Problem statement:
Below are some records. Say in a single number how many of their lines include the word "JSON".

━━━━

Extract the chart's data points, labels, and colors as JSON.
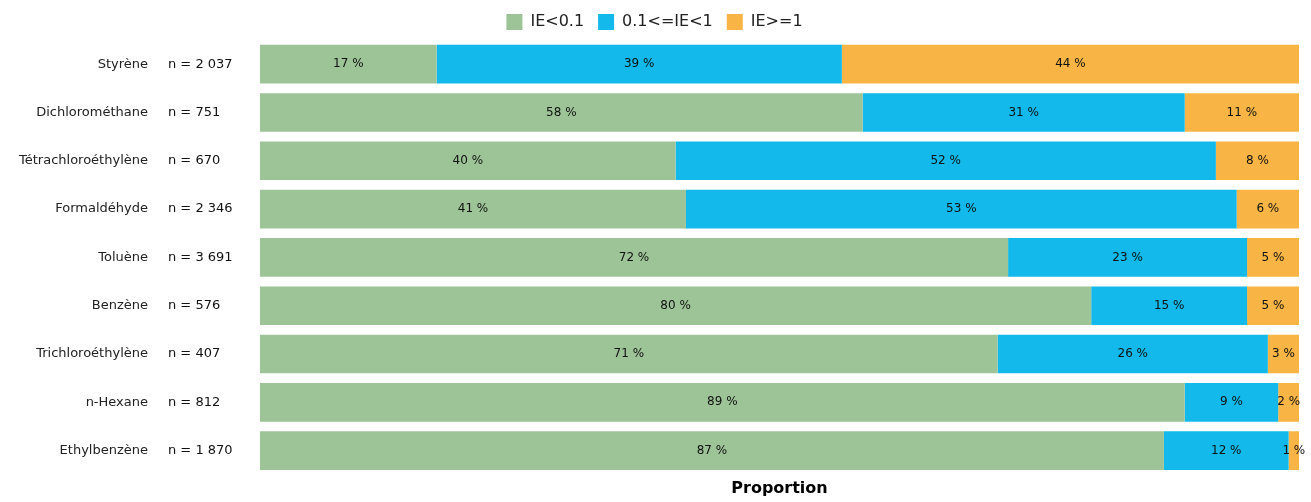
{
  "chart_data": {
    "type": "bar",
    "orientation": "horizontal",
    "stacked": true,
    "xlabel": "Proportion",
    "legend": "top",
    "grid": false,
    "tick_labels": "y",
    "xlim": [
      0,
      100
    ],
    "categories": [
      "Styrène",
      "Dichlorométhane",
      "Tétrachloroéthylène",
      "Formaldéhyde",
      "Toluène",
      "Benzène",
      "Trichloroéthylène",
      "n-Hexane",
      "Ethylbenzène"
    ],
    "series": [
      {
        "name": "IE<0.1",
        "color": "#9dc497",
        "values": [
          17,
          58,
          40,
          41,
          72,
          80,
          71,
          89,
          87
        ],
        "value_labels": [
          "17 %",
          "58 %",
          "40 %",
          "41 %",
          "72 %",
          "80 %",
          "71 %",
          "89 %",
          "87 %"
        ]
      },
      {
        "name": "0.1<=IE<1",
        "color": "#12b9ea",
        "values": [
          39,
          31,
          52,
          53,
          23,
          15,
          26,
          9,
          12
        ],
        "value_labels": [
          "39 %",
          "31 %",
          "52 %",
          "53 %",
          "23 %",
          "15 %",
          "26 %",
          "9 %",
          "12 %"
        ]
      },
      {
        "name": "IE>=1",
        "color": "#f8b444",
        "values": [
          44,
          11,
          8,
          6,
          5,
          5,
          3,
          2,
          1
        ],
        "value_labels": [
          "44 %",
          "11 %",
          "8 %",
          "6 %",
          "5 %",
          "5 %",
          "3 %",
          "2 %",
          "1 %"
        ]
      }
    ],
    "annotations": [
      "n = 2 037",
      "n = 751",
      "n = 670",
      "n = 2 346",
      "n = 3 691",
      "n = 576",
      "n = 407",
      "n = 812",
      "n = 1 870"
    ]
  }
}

━━━━

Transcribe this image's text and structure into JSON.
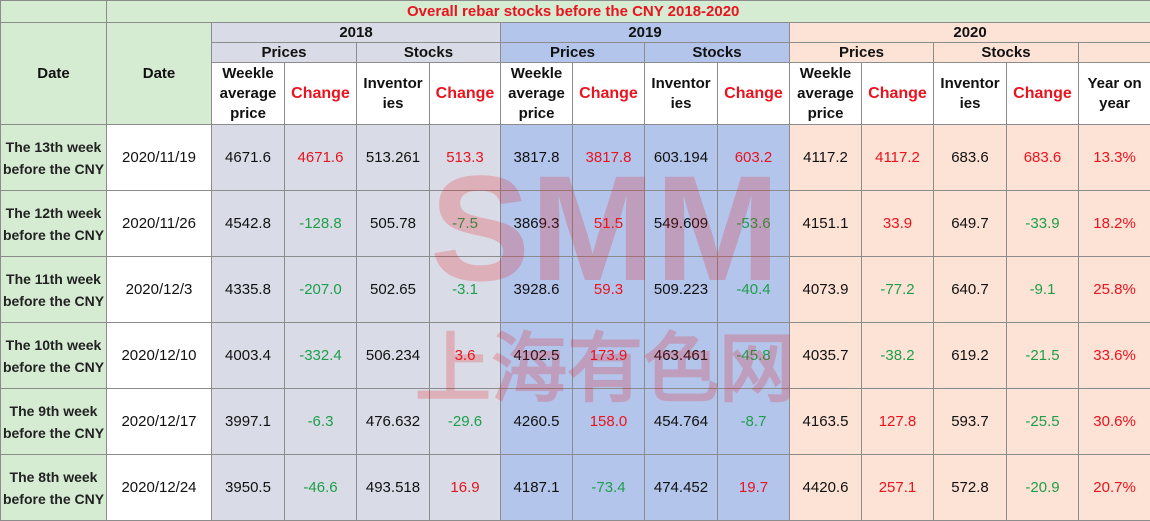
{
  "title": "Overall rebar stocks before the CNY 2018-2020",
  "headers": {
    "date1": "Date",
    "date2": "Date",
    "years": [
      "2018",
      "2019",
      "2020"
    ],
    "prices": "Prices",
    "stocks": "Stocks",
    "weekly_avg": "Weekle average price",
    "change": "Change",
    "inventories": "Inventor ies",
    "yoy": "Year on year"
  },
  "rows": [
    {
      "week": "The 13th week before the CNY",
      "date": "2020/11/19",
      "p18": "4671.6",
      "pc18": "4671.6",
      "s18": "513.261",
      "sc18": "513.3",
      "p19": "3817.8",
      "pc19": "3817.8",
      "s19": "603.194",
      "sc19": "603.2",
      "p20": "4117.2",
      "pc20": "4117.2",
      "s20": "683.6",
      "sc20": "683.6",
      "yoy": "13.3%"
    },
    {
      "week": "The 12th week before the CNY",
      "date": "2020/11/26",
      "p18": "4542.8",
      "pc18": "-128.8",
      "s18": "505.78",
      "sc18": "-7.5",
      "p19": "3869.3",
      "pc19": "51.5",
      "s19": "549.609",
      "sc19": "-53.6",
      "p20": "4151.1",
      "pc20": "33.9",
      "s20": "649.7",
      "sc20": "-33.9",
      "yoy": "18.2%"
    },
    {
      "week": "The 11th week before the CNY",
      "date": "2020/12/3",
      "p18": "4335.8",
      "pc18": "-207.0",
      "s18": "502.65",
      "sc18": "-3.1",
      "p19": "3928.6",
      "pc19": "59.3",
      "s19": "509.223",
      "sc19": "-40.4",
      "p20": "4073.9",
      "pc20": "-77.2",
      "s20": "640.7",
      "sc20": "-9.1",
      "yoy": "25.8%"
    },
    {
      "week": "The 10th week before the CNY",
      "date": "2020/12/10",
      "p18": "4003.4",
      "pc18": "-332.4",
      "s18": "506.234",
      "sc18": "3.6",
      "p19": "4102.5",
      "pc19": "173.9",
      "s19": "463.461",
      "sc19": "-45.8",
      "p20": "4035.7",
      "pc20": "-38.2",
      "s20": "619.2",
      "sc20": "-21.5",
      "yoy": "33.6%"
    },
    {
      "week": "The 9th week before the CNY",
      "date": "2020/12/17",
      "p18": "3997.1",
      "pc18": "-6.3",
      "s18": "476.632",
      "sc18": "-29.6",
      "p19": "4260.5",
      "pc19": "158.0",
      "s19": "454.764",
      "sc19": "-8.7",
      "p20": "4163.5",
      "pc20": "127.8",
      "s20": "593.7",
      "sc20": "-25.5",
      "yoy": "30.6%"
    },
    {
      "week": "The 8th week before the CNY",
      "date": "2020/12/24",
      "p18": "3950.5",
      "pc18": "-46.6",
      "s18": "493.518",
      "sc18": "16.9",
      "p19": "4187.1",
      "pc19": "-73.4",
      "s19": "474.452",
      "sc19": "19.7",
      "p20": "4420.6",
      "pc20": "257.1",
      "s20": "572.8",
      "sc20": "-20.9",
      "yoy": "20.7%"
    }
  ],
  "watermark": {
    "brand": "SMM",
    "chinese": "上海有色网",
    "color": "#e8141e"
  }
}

━━━━

Result for this exercise:
2